● **GOAL**
Return all lines from the listing below in which the string "over" occurs.

● **DATA SUPPLIED**
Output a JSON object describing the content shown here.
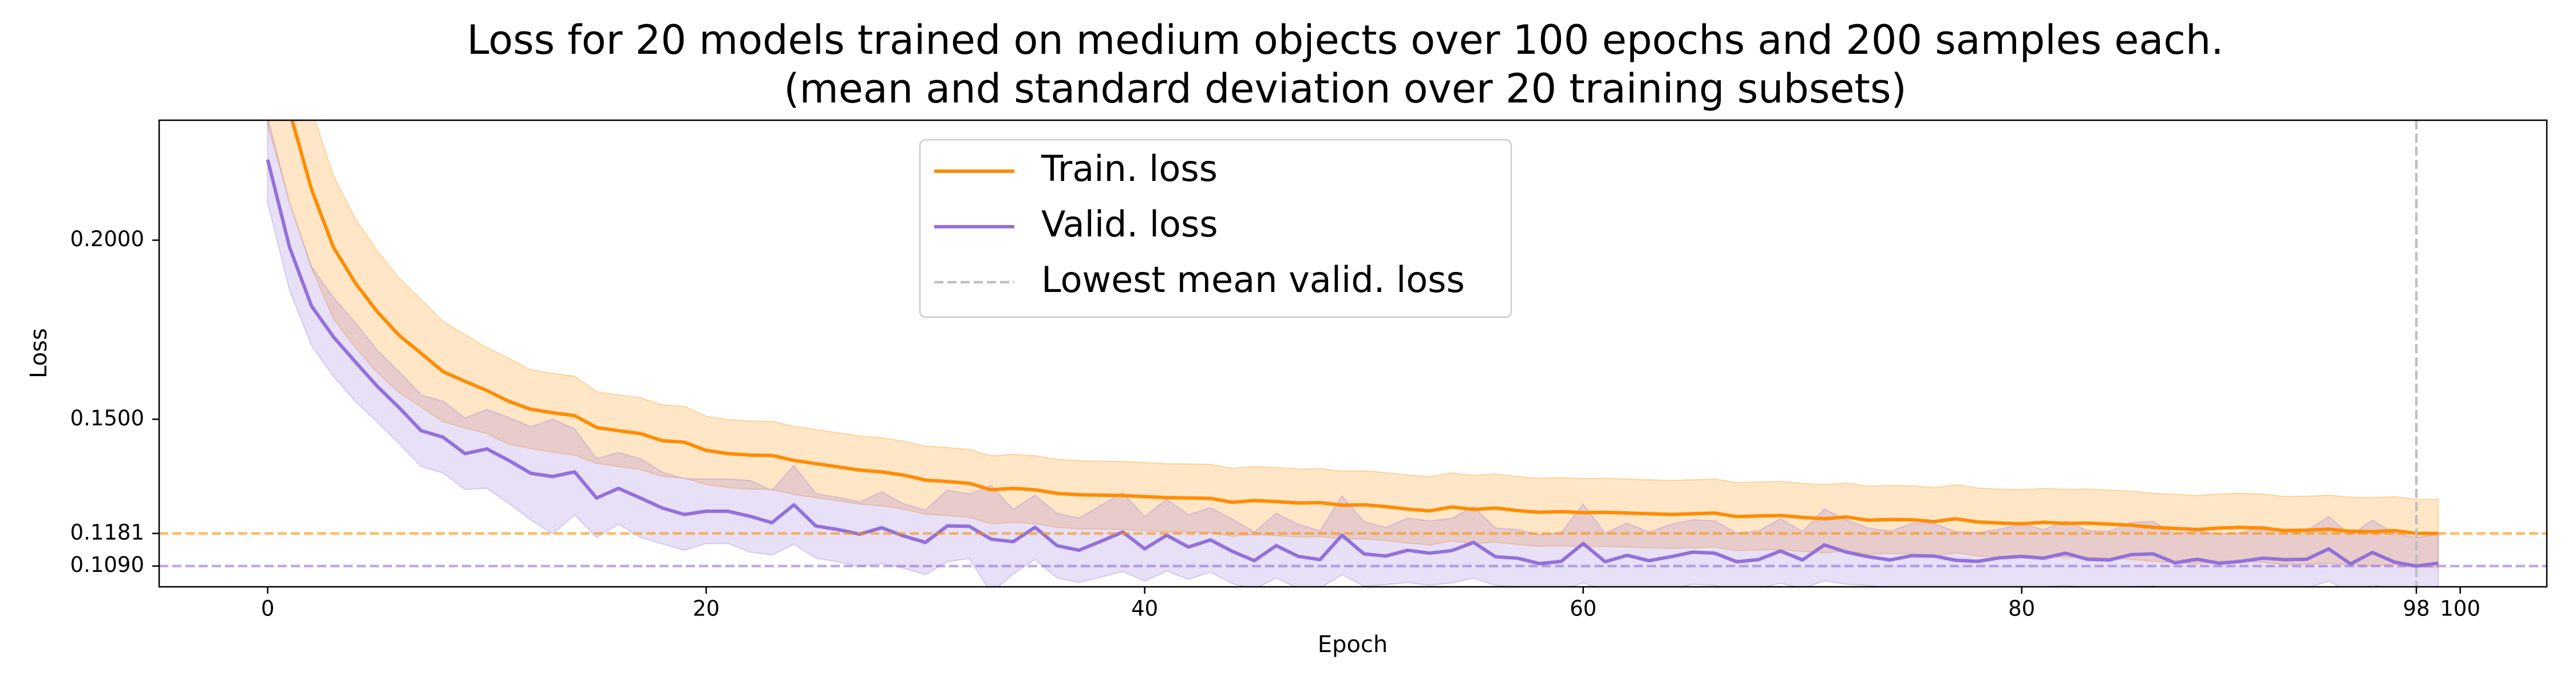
{
  "chart_data": {
    "type": "line",
    "title": [
      "Loss for 20 models trained on medium objects over 100 epochs and 200 samples each.",
      "(mean and standard deviation over 20 training subsets)"
    ],
    "xlabel": "Epoch",
    "ylabel": "Loss",
    "xlim": [
      -4.95,
      103.95
    ],
    "ylim": [
      0.1032,
      0.2335
    ],
    "xticks": [
      0,
      20,
      40,
      60,
      80,
      98,
      100
    ],
    "yticks": [
      {
        "value": 0.2,
        "label": "0.2000"
      },
      {
        "value": 0.15,
        "label": "0.1500"
      },
      {
        "value": 0.1181,
        "label": "0.1181"
      },
      {
        "value": 0.109,
        "label": "0.1090"
      }
    ],
    "legend": "upper center",
    "x": [
      0,
      1,
      2,
      3,
      4,
      5,
      6,
      7,
      8,
      9,
      10,
      11,
      12,
      13,
      14,
      15,
      16,
      17,
      18,
      19,
      20,
      21,
      22,
      23,
      24,
      25,
      26,
      27,
      28,
      29,
      30,
      31,
      32,
      33,
      34,
      35,
      36,
      37,
      38,
      39,
      40,
      41,
      42,
      43,
      44,
      45,
      46,
      47,
      48,
      49,
      50,
      51,
      52,
      53,
      54,
      55,
      56,
      57,
      58,
      59,
      60,
      61,
      62,
      63,
      64,
      65,
      66,
      67,
      68,
      69,
      70,
      71,
      72,
      73,
      74,
      75,
      76,
      77,
      78,
      79,
      80,
      81,
      82,
      83,
      84,
      85,
      86,
      87,
      88,
      89,
      90,
      91,
      92,
      93,
      94,
      95,
      96,
      97,
      98,
      99
    ],
    "series": [
      {
        "name": "Train. loss",
        "color": "#ff8c00",
        "values": [
          0.262,
          0.236,
          0.2142,
          0.198,
          0.188,
          0.18,
          0.1734,
          0.1684,
          0.1633,
          0.1606,
          0.158,
          0.155,
          0.1528,
          0.1518,
          0.151,
          0.1477,
          0.1468,
          0.146,
          0.144,
          0.1436,
          0.1413,
          0.1404,
          0.14,
          0.1399,
          0.1385,
          0.1376,
          0.1367,
          0.1358,
          0.1353,
          0.1344,
          0.133,
          0.1326,
          0.1321,
          0.1303,
          0.1307,
          0.1303,
          0.1293,
          0.1289,
          0.1288,
          0.1287,
          0.1284,
          0.1281,
          0.128,
          0.1279,
          0.1268,
          0.1273,
          0.127,
          0.1266,
          0.1267,
          0.126,
          0.1261,
          0.1256,
          0.1249,
          0.1244,
          0.1255,
          0.1248,
          0.1252,
          0.1245,
          0.124,
          0.1242,
          0.1239,
          0.124,
          0.1238,
          0.1236,
          0.1234,
          0.1236,
          0.1238,
          0.1228,
          0.123,
          0.1231,
          0.1226,
          0.1222,
          0.1227,
          0.1218,
          0.122,
          0.1219,
          0.1214,
          0.1222,
          0.1213,
          0.121,
          0.1208,
          0.1212,
          0.1209,
          0.121,
          0.1207,
          0.1204,
          0.1198,
          0.1195,
          0.1192,
          0.1196,
          0.1198,
          0.1196,
          0.1189,
          0.119,
          0.1193,
          0.1187,
          0.1186,
          0.1189,
          0.1181,
          0.1181
        ],
        "std": [
          0.03,
          0.025,
          0.022,
          0.02,
          0.018,
          0.017,
          0.016,
          0.015,
          0.014,
          0.013,
          0.012,
          0.012,
          0.011,
          0.011,
          0.011,
          0.01,
          0.01,
          0.01,
          0.01,
          0.01,
          0.0095,
          0.0095,
          0.0095,
          0.0095,
          0.0095,
          0.0095,
          0.0095,
          0.0095,
          0.0095,
          0.0095,
          0.0095,
          0.0095,
          0.0095,
          0.0095,
          0.0095,
          0.0095,
          0.0095,
          0.0095,
          0.0095,
          0.0095,
          0.0095,
          0.0095,
          0.0095,
          0.0095,
          0.0095,
          0.0095,
          0.0095,
          0.0095,
          0.0095,
          0.0095,
          0.0095,
          0.0095,
          0.0095,
          0.0095,
          0.0095,
          0.0095,
          0.0095,
          0.0095,
          0.0095,
          0.0095,
          0.0095,
          0.0095,
          0.0095,
          0.0095,
          0.0095,
          0.0095,
          0.0095,
          0.0095,
          0.0095,
          0.0095,
          0.0095,
          0.0095,
          0.0095,
          0.0095,
          0.0095,
          0.0095,
          0.0095,
          0.0095,
          0.0095,
          0.0095,
          0.0095,
          0.0095,
          0.0095,
          0.0095,
          0.0095,
          0.0095,
          0.0095,
          0.0095,
          0.0095,
          0.0095,
          0.0095,
          0.0095,
          0.0095,
          0.0095,
          0.0095,
          0.0095,
          0.0095,
          0.0095,
          0.0095,
          0.0095
        ]
      },
      {
        "name": "Valid. loss",
        "color": "#9370db",
        "values": [
          0.2225,
          0.198,
          0.1816,
          0.173,
          0.166,
          0.1592,
          0.1532,
          0.1468,
          0.145,
          0.1404,
          0.1417,
          0.1385,
          0.1349,
          0.134,
          0.1353,
          0.128,
          0.1307,
          0.128,
          0.1252,
          0.1234,
          0.1243,
          0.1243,
          0.1229,
          0.1211,
          0.1261,
          0.1202,
          0.1192,
          0.1179,
          0.1197,
          0.1174,
          0.1156,
          0.1202,
          0.1201,
          0.1165,
          0.1158,
          0.1198,
          0.1147,
          0.1134,
          0.1159,
          0.1185,
          0.1138,
          0.1176,
          0.1143,
          0.1163,
          0.1131,
          0.1105,
          0.1147,
          0.1117,
          0.1108,
          0.1176,
          0.1124,
          0.1118,
          0.1134,
          0.1126,
          0.1133,
          0.1156,
          0.1116,
          0.1112,
          0.1097,
          0.1103,
          0.1153,
          0.1102,
          0.112,
          0.1105,
          0.1116,
          0.1129,
          0.1126,
          0.1102,
          0.1108,
          0.1132,
          0.1107,
          0.1149,
          0.1129,
          0.1116,
          0.1107,
          0.1119,
          0.1118,
          0.1106,
          0.1103,
          0.1113,
          0.1117,
          0.1112,
          0.1126,
          0.1109,
          0.1107,
          0.1122,
          0.1124,
          0.1099,
          0.1109,
          0.1098,
          0.1103,
          0.1112,
          0.1108,
          0.1109,
          0.1138,
          0.1096,
          0.1128,
          0.1101,
          0.109,
          0.1098
        ],
        "std": [
          0.012,
          0.012,
          0.011,
          0.011,
          0.011,
          0.01,
          0.01,
          0.01,
          0.01,
          0.01,
          0.011,
          0.012,
          0.013,
          0.016,
          0.012,
          0.011,
          0.01,
          0.011,
          0.01,
          0.01,
          0.009,
          0.009,
          0.01,
          0.009,
          0.011,
          0.009,
          0.009,
          0.009,
          0.01,
          0.009,
          0.009,
          0.01,
          0.009,
          0.015,
          0.009,
          0.009,
          0.009,
          0.009,
          0.01,
          0.011,
          0.009,
          0.01,
          0.009,
          0.009,
          0.009,
          0.008,
          0.009,
          0.009,
          0.008,
          0.011,
          0.009,
          0.008,
          0.009,
          0.009,
          0.009,
          0.01,
          0.008,
          0.008,
          0.008,
          0.008,
          0.011,
          0.008,
          0.009,
          0.008,
          0.009,
          0.009,
          0.009,
          0.008,
          0.008,
          0.009,
          0.008,
          0.01,
          0.009,
          0.008,
          0.008,
          0.009,
          0.009,
          0.008,
          0.008,
          0.008,
          0.009,
          0.008,
          0.009,
          0.008,
          0.008,
          0.009,
          0.009,
          0.008,
          0.008,
          0.008,
          0.008,
          0.009,
          0.008,
          0.008,
          0.009,
          0.008,
          0.009,
          0.008,
          0.008,
          0.008
        ]
      }
    ],
    "hlines": [
      {
        "value": 0.1181,
        "color": "#ff8c00"
      },
      {
        "value": 0.109,
        "color": "#9370db"
      }
    ],
    "reference_line": {
      "name": "Lowest mean valid. loss",
      "x": 98,
      "color": "#c0c0c0"
    }
  }
}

● **RESULT OF THE EXERCISE**
      "Loss for 20 models trained on medium objects over 100 epochs and 200 samples each.",
      "(mean and standard deviation over 20 training subsets)"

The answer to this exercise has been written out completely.